-------- Brano proposto

Publie le sabato 6 settembre 2008 par Open-Publishing

Vogliono la scuola-fast food: deve ingrassare, non nutrire

di Gennaro Loffredo, dipartimento Scuola e Formazione Prc

Trasformare i docenti in allenatori di alunni abili nel gioco dei test a risposta multipla per migliorarne così le prestazioni e permettere alle scuole/fondazioni italiane di avanzare nella classifica delle indagini Ocse Pisa. Questo è quello che senza mezzi termini la ministra Gelmini ed il governo di cui fa parte vogliono fare del sistema scolastico di istruzione del nostro paese. Una scuola dove il binomio competenze/conoscenze viene semplicisticamente derubricato alla voce abilità. Una scuola in cui i ragazzi devono consumare in fretta ciò che meccanicamente imparano, come in un fast food dove si ingrassa senza nutrirsi. Una scuola sempre più supermercato dell’offerta educativa e sempre meno comunità educante.

Questa storia però parte da lontano. Essa non nasce e non si esaurisce nei confini dell’Italia. Non nasce e non si esaurisce con la Moratti e la Gelmini. Questo progetto di società, poiché di questo parliamo quando affrontiamo il tema delle riforme scolastiche, affonda le sue radici intorno alla fine degli anni ’80, addirittura prima che l’unione europea cominciasse, con il trattato di Maastricht (1992) ad occuparsi di educazione, quando l’Ert (Tavola Rotonda Europea degli industriali) formata da una quarantina tra i più potenti dirigenti industriali europei, fra i quali Nestlé, Fiat, Volvo, Bertelsmann, Lufthansa, il cui compito consiste nell’analizzare le politiche europee nell’ambito dei diversi settori e nel formulare raccomandazioni corrispondenti ai propri obiettivi strategici, crea un gruppo di lavoro specifico per approfondire le tematiche legate all’educazione e pubblica il rapporto "Educazione e competenze in Europa".

----------------

| Consegna scritta |
Per favore, continua il brano sulle riforme scolastiche partendo subito dopo la sua ultima frase.

-------- Voci dei dati

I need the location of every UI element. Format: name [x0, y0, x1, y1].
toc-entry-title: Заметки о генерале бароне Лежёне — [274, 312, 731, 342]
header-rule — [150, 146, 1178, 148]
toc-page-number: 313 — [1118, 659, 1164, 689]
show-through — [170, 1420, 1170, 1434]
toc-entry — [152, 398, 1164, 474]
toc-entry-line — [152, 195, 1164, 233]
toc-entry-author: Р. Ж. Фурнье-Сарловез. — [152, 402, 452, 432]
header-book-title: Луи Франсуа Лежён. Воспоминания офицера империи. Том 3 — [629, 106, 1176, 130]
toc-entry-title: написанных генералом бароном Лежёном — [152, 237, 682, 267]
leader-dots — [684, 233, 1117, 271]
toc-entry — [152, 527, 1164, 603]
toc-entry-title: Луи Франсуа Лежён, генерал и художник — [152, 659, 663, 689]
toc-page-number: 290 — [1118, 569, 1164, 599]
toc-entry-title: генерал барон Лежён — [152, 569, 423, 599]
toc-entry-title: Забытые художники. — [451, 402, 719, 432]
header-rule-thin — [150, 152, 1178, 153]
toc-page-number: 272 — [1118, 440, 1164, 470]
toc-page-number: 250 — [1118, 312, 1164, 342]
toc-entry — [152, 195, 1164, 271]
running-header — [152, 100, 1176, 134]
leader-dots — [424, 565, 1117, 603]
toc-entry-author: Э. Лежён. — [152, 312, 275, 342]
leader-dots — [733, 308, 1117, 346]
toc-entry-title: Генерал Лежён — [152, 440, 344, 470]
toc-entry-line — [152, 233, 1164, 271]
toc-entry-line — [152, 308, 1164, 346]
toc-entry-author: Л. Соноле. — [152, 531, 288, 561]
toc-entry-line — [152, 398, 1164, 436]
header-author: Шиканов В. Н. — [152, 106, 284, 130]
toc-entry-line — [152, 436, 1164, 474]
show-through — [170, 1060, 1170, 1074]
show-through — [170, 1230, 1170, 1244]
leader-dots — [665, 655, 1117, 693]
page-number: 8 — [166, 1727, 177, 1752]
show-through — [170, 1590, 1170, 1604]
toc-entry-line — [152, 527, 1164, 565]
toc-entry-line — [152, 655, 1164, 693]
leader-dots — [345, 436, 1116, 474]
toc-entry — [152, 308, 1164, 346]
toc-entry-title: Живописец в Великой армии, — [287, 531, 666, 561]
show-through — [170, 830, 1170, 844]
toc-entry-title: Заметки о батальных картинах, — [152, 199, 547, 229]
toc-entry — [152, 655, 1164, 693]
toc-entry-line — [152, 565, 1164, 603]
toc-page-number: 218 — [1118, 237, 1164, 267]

----------------

| Risposta seguente |
E’ il primo documento in cui si afferma «l’importanza strategica vitale della formazione e dell’educazione per la competitività europea» e in cui si chiede «un rinnovamento accelerato dei sistemi d’insegnamento e dei loro programmi». In particolare vi si legge che «l’industria non ha che un’influenza molto debole sui programmi impartiti», e che gli insegnanti hanno «una comprensione insufficiente dell’ambiente economico, degli affari e della nozione di profitto», e che «non comprendono i bisogni dell’industria». «Competenze ed educazione sono fattori di riuscita vitali», continua la lobby padronale, che suggerisce di «moltiplicare i partenariati tra le scuole e le imprese», ed invita gli industriali a «prender parte attiva allo sforzo educativo». In un documento del 1995 l’Ert chiede ai responsabili politici «di coinvolgere le industrie nelle discussioni concernenti l’educazione» e rimprovera il fatto che «nella maggior parte d’Europa, le scuole fanno parte di un sistema pubblico centralizzato, gestito da una burocrazia che rallenta la loro evoluzione o le rende impermeabili alle domande di cambiamento provenienti dall’esterno».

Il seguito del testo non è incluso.